Look through the material below for "name". Copy every line that contains it.

(Dataset listings of figures)
start
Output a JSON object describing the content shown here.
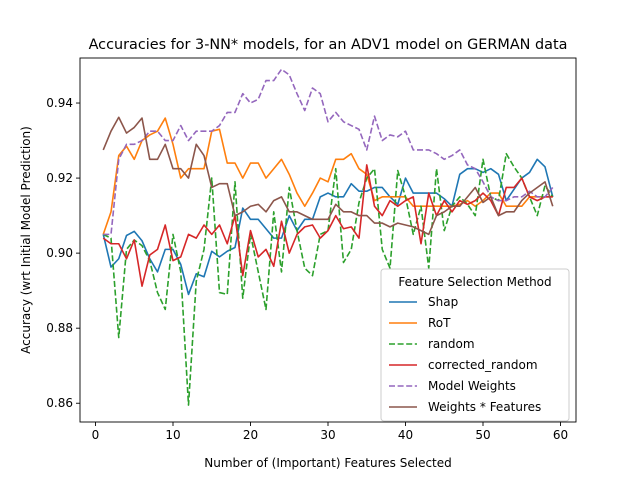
{
  "chart_data": {
    "type": "line",
    "title": "Accuracies for 3-NN* models, for an ADV1 model on GERMAN data",
    "xlabel": "Number of (Important) Features Selected",
    "ylabel": "Accuracy (wrt Initial Model Prediction)",
    "xlim": [
      -2,
      62
    ],
    "ylim": [
      0.855,
      0.952
    ],
    "xticks": [
      0,
      10,
      20,
      30,
      40,
      50,
      60
    ],
    "yticks": [
      0.86,
      0.88,
      0.9,
      0.92,
      0.94
    ],
    "ytick_labels": [
      "0.86",
      "0.88",
      "0.90",
      "0.92",
      "0.94"
    ],
    "grid": false,
    "legend": {
      "title": "Feature Selection Method",
      "placement": "lower-right"
    },
    "x": [
      1,
      2,
      3,
      4,
      5,
      6,
      7,
      8,
      9,
      10,
      11,
      12,
      13,
      14,
      15,
      16,
      17,
      18,
      19,
      20,
      21,
      22,
      23,
      24,
      25,
      26,
      27,
      28,
      29,
      30,
      31,
      32,
      33,
      34,
      35,
      36,
      37,
      38,
      39,
      40,
      41,
      42,
      43,
      44,
      45,
      46,
      47,
      48,
      49,
      50,
      51,
      52,
      53,
      54,
      55,
      56,
      57,
      58,
      59
    ],
    "series": [
      {
        "name": "Shap",
        "color": "#1f77b4",
        "dash": "solid",
        "values": [
          0.905,
          0.8963,
          0.8985,
          0.9047,
          0.9058,
          0.9033,
          0.8985,
          0.895,
          0.901,
          0.901,
          0.897,
          0.889,
          0.8945,
          0.8937,
          0.9005,
          0.899,
          0.9005,
          0.9015,
          0.912,
          0.909,
          0.909,
          0.9065,
          0.904,
          0.904,
          0.91,
          0.906,
          0.909,
          0.909,
          0.915,
          0.916,
          0.915,
          0.915,
          0.9185,
          0.9165,
          0.9165,
          0.9175,
          0.9175,
          0.915,
          0.913,
          0.92,
          0.916,
          0.916,
          0.916,
          0.916,
          0.9145,
          0.9125,
          0.921,
          0.9225,
          0.9225,
          0.9215,
          0.9225,
          0.921,
          0.914,
          0.917,
          0.92,
          0.9215,
          0.925,
          0.923,
          0.915
        ]
      },
      {
        "name": "RoT",
        "color": "#ff7f0e",
        "dash": "solid",
        "values": [
          0.905,
          0.911,
          0.926,
          0.9285,
          0.925,
          0.93,
          0.9315,
          0.9325,
          0.936,
          0.929,
          0.92,
          0.9225,
          0.9225,
          0.9225,
          0.9325,
          0.933,
          0.924,
          0.924,
          0.92,
          0.924,
          0.924,
          0.92,
          0.9225,
          0.925,
          0.921,
          0.916,
          0.9125,
          0.916,
          0.92,
          0.919,
          0.925,
          0.925,
          0.9265,
          0.9225,
          0.921,
          0.914,
          0.915,
          0.915,
          0.915,
          0.915,
          0.9125,
          0.9125,
          0.9125,
          0.9125,
          0.9125,
          0.9125,
          0.913,
          0.914,
          0.9125,
          0.914,
          0.916,
          0.916,
          0.9125,
          0.9125,
          0.9125,
          0.915,
          0.915,
          0.915,
          0.915
        ]
      },
      {
        "name": "random",
        "color": "#2ca02c",
        "dash": "dashed",
        "values": [
          0.905,
          0.904,
          0.8775,
          0.901,
          0.9035,
          0.902,
          0.898,
          0.8895,
          0.885,
          0.905,
          0.895,
          0.8595,
          0.8925,
          0.901,
          0.92,
          0.8895,
          0.889,
          0.919,
          0.888,
          0.905,
          0.895,
          0.885,
          0.911,
          0.895,
          0.9175,
          0.906,
          0.896,
          0.894,
          0.905,
          0.906,
          0.9225,
          0.8975,
          0.901,
          0.9135,
          0.92,
          0.9225,
          0.901,
          0.896,
          0.922,
          0.915,
          0.905,
          0.9125,
          0.896,
          0.9225,
          0.906,
          0.9125,
          0.915,
          0.913,
          0.91,
          0.925,
          0.915,
          0.914,
          0.9265,
          0.923,
          0.92,
          0.915,
          0.91,
          0.918,
          0.915
        ]
      },
      {
        "name": "corrected_random",
        "color": "#d62728",
        "dash": "solid",
        "values": [
          0.904,
          0.9025,
          0.9025,
          0.8985,
          0.9035,
          0.8912,
          0.8995,
          0.901,
          0.9075,
          0.898,
          0.899,
          0.905,
          0.904,
          0.9075,
          0.905,
          0.9075,
          0.9025,
          0.91,
          0.894,
          0.906,
          0.899,
          0.901,
          0.8965,
          0.9085,
          0.9,
          0.905,
          0.907,
          0.9075,
          0.904,
          0.906,
          0.91,
          0.9065,
          0.907,
          0.904,
          0.9235,
          0.9125,
          0.91,
          0.914,
          0.9125,
          0.914,
          0.915,
          0.9025,
          0.916,
          0.91,
          0.914,
          0.911,
          0.914,
          0.913,
          0.914,
          0.916,
          0.914,
          0.91,
          0.9175,
          0.9175,
          0.92,
          0.915,
          0.914,
          0.915,
          0.915
        ]
      },
      {
        "name": "Model Weights",
        "color": "#9467bd",
        "dash": "dashed",
        "values": [
          0.905,
          0.905,
          0.925,
          0.929,
          0.929,
          0.93,
          0.9325,
          0.9325,
          0.93,
          0.93,
          0.934,
          0.93,
          0.9325,
          0.9325,
          0.9325,
          0.934,
          0.9375,
          0.9375,
          0.9425,
          0.94,
          0.941,
          0.946,
          0.946,
          0.949,
          0.9475,
          0.9425,
          0.938,
          0.944,
          0.9425,
          0.935,
          0.9375,
          0.935,
          0.934,
          0.933,
          0.9275,
          0.9365,
          0.93,
          0.9315,
          0.931,
          0.9325,
          0.9275,
          0.9275,
          0.9275,
          0.9265,
          0.925,
          0.926,
          0.9275,
          0.9235,
          0.9225,
          0.919,
          0.915,
          0.914,
          0.914,
          0.915,
          0.915,
          0.9165,
          0.915,
          0.915,
          0.9175
        ]
      },
      {
        "name": "Weights * Features",
        "color": "#8c564b",
        "dash": "solid",
        "values": [
          0.9275,
          0.9325,
          0.9362,
          0.932,
          0.9335,
          0.936,
          0.925,
          0.925,
          0.929,
          0.9225,
          0.9225,
          0.92,
          0.929,
          0.926,
          0.9175,
          0.9185,
          0.9185,
          0.91,
          0.911,
          0.9125,
          0.913,
          0.911,
          0.914,
          0.915,
          0.911,
          0.911,
          0.91,
          0.909,
          0.909,
          0.909,
          0.913,
          0.911,
          0.911,
          0.91,
          0.91,
          0.908,
          0.908,
          0.907,
          0.908,
          0.9075,
          0.907,
          0.906,
          0.905,
          0.91,
          0.911,
          0.9125,
          0.9125,
          0.915,
          0.9175,
          0.9135,
          0.915,
          0.91,
          0.911,
          0.911,
          0.914,
          0.916,
          0.9175,
          0.919,
          0.9125
        ]
      }
    ]
  }
}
end
__ANSWER TO THE TASK__
        "name": "Shap",
        "name": "RoT",
        "name": "random",
        "name": "corrected_random",
        "name": "Model Weights",
        "name": "Weights * Features",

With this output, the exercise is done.